Exercise directions:
Please transcribe the data below exactly. Leave the pictures out.

****************

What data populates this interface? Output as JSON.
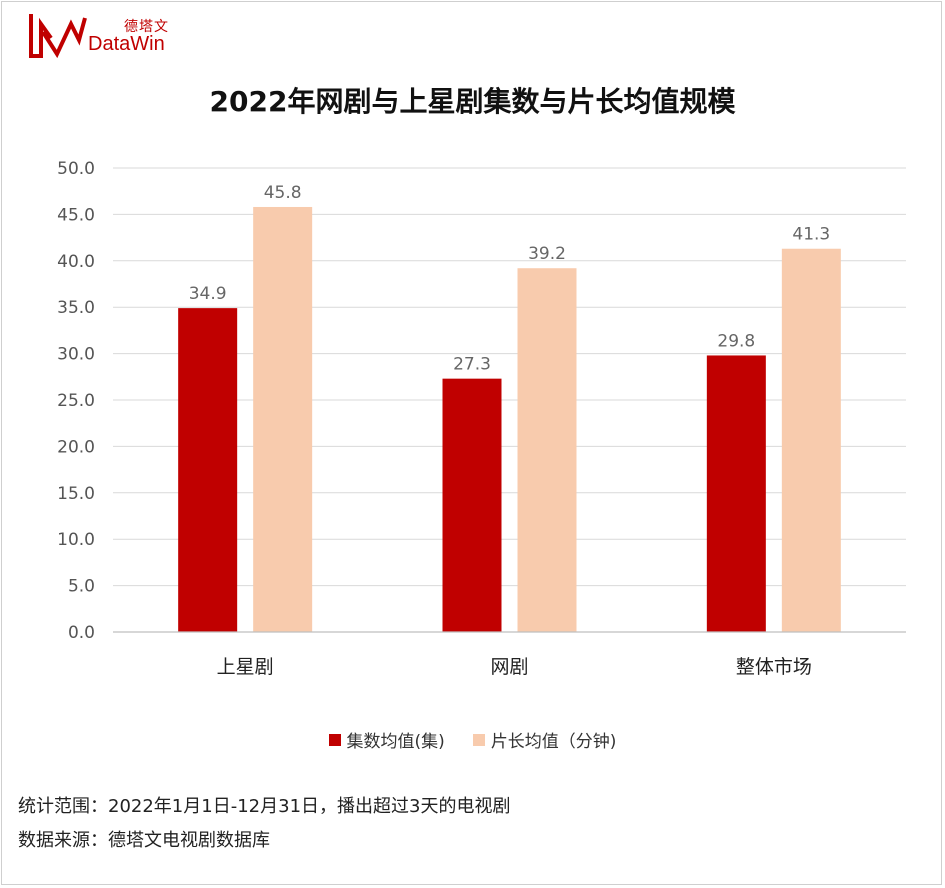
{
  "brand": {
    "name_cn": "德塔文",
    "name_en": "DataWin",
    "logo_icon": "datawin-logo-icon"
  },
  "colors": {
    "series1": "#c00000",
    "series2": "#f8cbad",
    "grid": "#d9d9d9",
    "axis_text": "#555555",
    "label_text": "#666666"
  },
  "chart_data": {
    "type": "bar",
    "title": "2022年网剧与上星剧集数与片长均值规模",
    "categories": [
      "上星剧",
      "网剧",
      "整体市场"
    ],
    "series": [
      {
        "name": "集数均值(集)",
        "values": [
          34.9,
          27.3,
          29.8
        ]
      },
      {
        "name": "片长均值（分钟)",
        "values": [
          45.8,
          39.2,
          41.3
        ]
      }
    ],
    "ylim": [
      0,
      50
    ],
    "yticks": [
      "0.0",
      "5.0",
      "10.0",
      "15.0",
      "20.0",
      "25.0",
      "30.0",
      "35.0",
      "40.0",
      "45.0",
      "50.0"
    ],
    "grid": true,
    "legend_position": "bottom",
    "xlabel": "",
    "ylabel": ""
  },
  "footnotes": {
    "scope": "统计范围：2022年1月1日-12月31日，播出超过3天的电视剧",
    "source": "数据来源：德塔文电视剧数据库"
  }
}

****************

Result of the exercise:
What data populates this interface? Output as JSON.
{
  "brand": {
    "name_cn": "德塔文",
    "name_en": "DataWin",
    "logo_icon": "datawin-logo-icon"
  },
  "colors": {
    "series1": "#c00000",
    "series2": "#f8cbad",
    "grid": "#d9d9d9",
    "axis_text": "#555555",
    "label_text": "#666666"
  },
  "chart_data": {
    "type": "bar",
    "title": "2022年网剧与上星剧集数与片长均值规模",
    "categories": [
      "上星剧",
      "网剧",
      "整体市场"
    ],
    "series": [
      {
        "name": "集数均值(集)",
        "values": [
          34.9,
          27.3,
          29.8
        ]
      },
      {
        "name": "片长均值（分钟)",
        "values": [
          45.8,
          39.2,
          41.3
        ]
      }
    ],
    "ylim": [
      0,
      50
    ],
    "yticks": [
      "0.0",
      "5.0",
      "10.0",
      "15.0",
      "20.0",
      "25.0",
      "30.0",
      "35.0",
      "40.0",
      "45.0",
      "50.0"
    ],
    "grid": true,
    "legend_position": "bottom",
    "xlabel": "",
    "ylabel": ""
  },
  "footnotes": {
    "scope": "统计范围：2022年1月1日-12月31日，播出超过3天的电视剧",
    "source": "数据来源：德塔文电视剧数据库"
  }
}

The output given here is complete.